>>>

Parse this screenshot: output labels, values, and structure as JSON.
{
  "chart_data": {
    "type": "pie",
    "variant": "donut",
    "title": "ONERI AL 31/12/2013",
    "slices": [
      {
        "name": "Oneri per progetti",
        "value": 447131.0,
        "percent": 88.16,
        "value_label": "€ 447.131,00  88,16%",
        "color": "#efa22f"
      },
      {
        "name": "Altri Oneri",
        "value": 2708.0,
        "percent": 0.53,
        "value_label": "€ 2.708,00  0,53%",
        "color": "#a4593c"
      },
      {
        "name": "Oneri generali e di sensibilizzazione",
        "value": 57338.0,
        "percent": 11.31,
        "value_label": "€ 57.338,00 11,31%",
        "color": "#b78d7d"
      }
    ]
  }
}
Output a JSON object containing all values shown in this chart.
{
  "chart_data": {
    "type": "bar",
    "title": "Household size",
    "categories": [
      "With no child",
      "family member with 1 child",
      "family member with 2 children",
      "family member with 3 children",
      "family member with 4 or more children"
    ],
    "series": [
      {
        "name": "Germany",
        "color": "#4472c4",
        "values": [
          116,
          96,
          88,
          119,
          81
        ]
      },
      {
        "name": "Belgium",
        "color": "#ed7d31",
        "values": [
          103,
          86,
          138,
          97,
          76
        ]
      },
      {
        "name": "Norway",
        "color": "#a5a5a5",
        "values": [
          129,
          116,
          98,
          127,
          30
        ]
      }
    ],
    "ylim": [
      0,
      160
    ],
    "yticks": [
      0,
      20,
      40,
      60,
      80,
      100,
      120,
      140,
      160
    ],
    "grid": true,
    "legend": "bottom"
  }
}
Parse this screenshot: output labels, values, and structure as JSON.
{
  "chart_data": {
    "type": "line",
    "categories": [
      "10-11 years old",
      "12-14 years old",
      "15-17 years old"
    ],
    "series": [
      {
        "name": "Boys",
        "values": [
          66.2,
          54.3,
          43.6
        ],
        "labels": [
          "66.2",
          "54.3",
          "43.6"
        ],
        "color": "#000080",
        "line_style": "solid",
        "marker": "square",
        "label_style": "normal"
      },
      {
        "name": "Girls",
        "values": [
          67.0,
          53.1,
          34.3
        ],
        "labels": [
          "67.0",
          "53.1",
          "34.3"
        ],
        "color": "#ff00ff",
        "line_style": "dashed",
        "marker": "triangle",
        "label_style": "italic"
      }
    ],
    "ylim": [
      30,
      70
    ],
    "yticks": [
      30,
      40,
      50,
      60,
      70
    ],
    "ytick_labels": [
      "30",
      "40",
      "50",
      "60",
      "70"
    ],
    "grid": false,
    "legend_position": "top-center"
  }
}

<<<

*Exercise objective*. Please output the entire listing exactly as it stands.

*Response for this exercise*.
Parse this screenshot: output labels, values, and structure as JSON.
{
  "chart_data": {
    "type": "pie",
    "variant": "donut",
    "title": "ONERI AL 31/12/2013",
    "slices": [
      {
        "name": "Oneri per progetti",
        "value": 447131.0,
        "percent": 88.16,
        "value_label": "€ 447.131,00  88,16%",
        "color": "#efa22f"
      },
      {
        "name": "Altri Oneri",
        "value": 2708.0,
        "percent": 0.53,
        "value_label": "€ 2.708,00  0,53%",
        "color": "#a4593c"
      },
      {
        "name": "Oneri generali e di sensibilizzazione",
        "value": 57338.0,
        "percent": 11.31,
        "value_label": "€ 57.338,00 11,31%",
        "color": "#b78d7d"
      }
    ]
  }
}
Output a JSON object containing all values shown in this chart.
{
  "chart_data": {
    "type": "bar",
    "title": "Household size",
    "categories": [
      "With no child",
      "family member with 1 child",
      "family member with 2 children",
      "family member with 3 children",
      "family member with 4 or more children"
    ],
    "series": [
      {
        "name": "Germany",
        "color": "#4472c4",
        "values": [
          116,
          96,
          88,
          119,
          81
        ]
      },
      {
        "name": "Belgium",
        "color": "#ed7d31",
        "values": [
          103,
          86,
          138,
          97,
          76
        ]
      },
      {
        "name": "Norway",
        "color": "#a5a5a5",
        "values": [
          129,
          116,
          98,
          127,
          30
        ]
      }
    ],
    "ylim": [
      0,
      160
    ],
    "yticks": [
      0,
      20,
      40,
      60,
      80,
      100,
      120,
      140,
      160
    ],
    "grid": true,
    "legend": "bottom"
  }
}
Parse this screenshot: output labels, values, and structure as JSON.
{
  "chart_data": {
    "type": "line",
    "categories": [
      "10-11 years old",
      "12-14 years old",
      "15-17 years old"
    ],
    "series": [
      {
        "name": "Boys",
        "values": [
          66.2,
          54.3,
          43.6
        ],
        "labels": [
          "66.2",
          "54.3",
          "43.6"
        ],
        "color": "#000080",
        "line_style": "solid",
        "marker": "square",
        "label_style": "normal"
      },
      {
        "name": "Girls",
        "values": [
          67.0,
          53.1,
          34.3
        ],
        "labels": [
          "67.0",
          "53.1",
          "34.3"
        ],
        "color": "#ff00ff",
        "line_style": "dashed",
        "marker": "triangle",
        "label_style": "italic"
      }
    ],
    "ylim": [
      30,
      70
    ],
    "yticks": [
      30,
      40,
      50,
      60,
      70
    ],
    "ytick_labels": [
      "30",
      "40",
      "50",
      "60",
      "70"
    ],
    "grid": false,
    "legend_position": "top-center"
  }
}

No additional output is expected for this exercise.